Reproduce all of the data word for word.

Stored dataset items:
::::::::

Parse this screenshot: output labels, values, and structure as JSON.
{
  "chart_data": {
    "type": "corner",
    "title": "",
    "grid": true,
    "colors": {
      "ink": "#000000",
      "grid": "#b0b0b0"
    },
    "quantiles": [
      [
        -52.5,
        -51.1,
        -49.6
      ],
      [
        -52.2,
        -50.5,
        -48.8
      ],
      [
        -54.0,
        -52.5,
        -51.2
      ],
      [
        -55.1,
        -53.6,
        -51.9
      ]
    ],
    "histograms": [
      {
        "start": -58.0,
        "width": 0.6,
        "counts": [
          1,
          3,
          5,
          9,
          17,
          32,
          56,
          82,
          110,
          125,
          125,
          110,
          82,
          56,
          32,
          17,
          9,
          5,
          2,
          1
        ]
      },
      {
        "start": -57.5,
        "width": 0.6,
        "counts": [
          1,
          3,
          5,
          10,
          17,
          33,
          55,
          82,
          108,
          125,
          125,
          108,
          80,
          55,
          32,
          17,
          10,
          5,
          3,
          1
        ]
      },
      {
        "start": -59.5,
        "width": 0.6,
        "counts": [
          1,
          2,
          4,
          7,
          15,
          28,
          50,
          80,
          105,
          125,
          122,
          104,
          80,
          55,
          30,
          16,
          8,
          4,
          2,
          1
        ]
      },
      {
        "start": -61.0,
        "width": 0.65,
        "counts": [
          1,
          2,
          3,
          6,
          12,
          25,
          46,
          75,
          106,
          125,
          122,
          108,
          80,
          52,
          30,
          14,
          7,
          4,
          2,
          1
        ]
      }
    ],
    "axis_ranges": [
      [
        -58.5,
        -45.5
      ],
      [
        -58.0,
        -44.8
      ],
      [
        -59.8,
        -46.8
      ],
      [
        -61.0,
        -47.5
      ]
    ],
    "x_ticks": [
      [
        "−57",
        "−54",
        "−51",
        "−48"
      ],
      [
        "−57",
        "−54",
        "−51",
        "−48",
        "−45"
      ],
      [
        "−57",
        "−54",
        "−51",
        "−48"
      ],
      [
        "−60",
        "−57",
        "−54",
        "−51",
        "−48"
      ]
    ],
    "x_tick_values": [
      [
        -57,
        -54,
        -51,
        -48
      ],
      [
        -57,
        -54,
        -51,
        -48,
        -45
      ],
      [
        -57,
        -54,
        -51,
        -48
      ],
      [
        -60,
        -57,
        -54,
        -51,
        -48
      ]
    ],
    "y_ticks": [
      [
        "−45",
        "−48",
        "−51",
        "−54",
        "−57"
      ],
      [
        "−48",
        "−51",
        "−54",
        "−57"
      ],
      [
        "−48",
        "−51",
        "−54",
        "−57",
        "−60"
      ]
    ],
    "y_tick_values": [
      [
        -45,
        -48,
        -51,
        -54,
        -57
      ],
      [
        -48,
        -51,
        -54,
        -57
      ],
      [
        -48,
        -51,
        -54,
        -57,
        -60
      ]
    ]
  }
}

::::::::

* EXERCISE RESULT *
Parse this screenshot: output labels, values, and structure as JSON.
{
  "chart_data": {
    "type": "corner",
    "title": "",
    "grid": true,
    "colors": {
      "ink": "#000000",
      "grid": "#b0b0b0"
    },
    "quantiles": [
      [
        -52.5,
        -51.1,
        -49.6
      ],
      [
        -52.2,
        -50.5,
        -48.8
      ],
      [
        -54.0,
        -52.5,
        -51.2
      ],
      [
        -55.1,
        -53.6,
        -51.9
      ]
    ],
    "histograms": [
      {
        "start": -58.0,
        "width": 0.6,
        "counts": [
          1,
          3,
          5,
          9,
          17,
          32,
          56,
          82,
          110,
          125,
          125,
          110,
          82,
          56,
          32,
          17,
          9,
          5,
          2,
          1
        ]
      },
      {
        "start": -57.5,
        "width": 0.6,
        "counts": [
          1,
          3,
          5,
          10,
          17,
          33,
          55,
          82,
          108,
          125,
          125,
          108,
          80,
          55,
          32,
          17,
          10,
          5,
          3,
          1
        ]
      },
      {
        "start": -59.5,
        "width": 0.6,
        "counts": [
          1,
          2,
          4,
          7,
          15,
          28,
          50,
          80,
          105,
          125,
          122,
          104,
          80,
          55,
          30,
          16,
          8,
          4,
          2,
          1
        ]
      },
      {
        "start": -61.0,
        "width": 0.65,
        "counts": [
          1,
          2,
          3,
          6,
          12,
          25,
          46,
          75,
          106,
          125,
          122,
          108,
          80,
          52,
          30,
          14,
          7,
          4,
          2,
          1
        ]
      }
    ],
    "axis_ranges": [
      [
        -58.5,
        -45.5
      ],
      [
        -58.0,
        -44.8
      ],
      [
        -59.8,
        -46.8
      ],
      [
        -61.0,
        -47.5
      ]
    ],
    "x_ticks": [
      [
        "−57",
        "−54",
        "−51",
        "−48"
      ],
      [
        "−57",
        "−54",
        "−51",
        "−48",
        "−45"
      ],
      [
        "−57",
        "−54",
        "−51",
        "−48"
      ],
      [
        "−60",
        "−57",
        "−54",
        "−51",
        "−48"
      ]
    ],
    "x_tick_values": [
      [
        -57,
        -54,
        -51,
        -48
      ],
      [
        -57,
        -54,
        -51,
        -48,
        -45
      ],
      [
        -57,
        -54,
        -51,
        -48
      ],
      [
        -60,
        -57,
        -54,
        -51,
        -48
      ]
    ],
    "y_ticks": [
      [
        "−45",
        "−48",
        "−51",
        "−54",
        "−57"
      ],
      [
        "−48",
        "−51",
        "−54",
        "−57"
      ],
      [
        "−48",
        "−51",
        "−54",
        "−57",
        "−60"
      ]
    ],
    "y_tick_values": [
      [
        -45,
        -48,
        -51,
        -54,
        -57
      ],
      [
        -48,
        -51,
        -54,
        -57
      ],
      [
        -48,
        -51,
        -54,
        -57,
        -60
      ]
    ]
  }
}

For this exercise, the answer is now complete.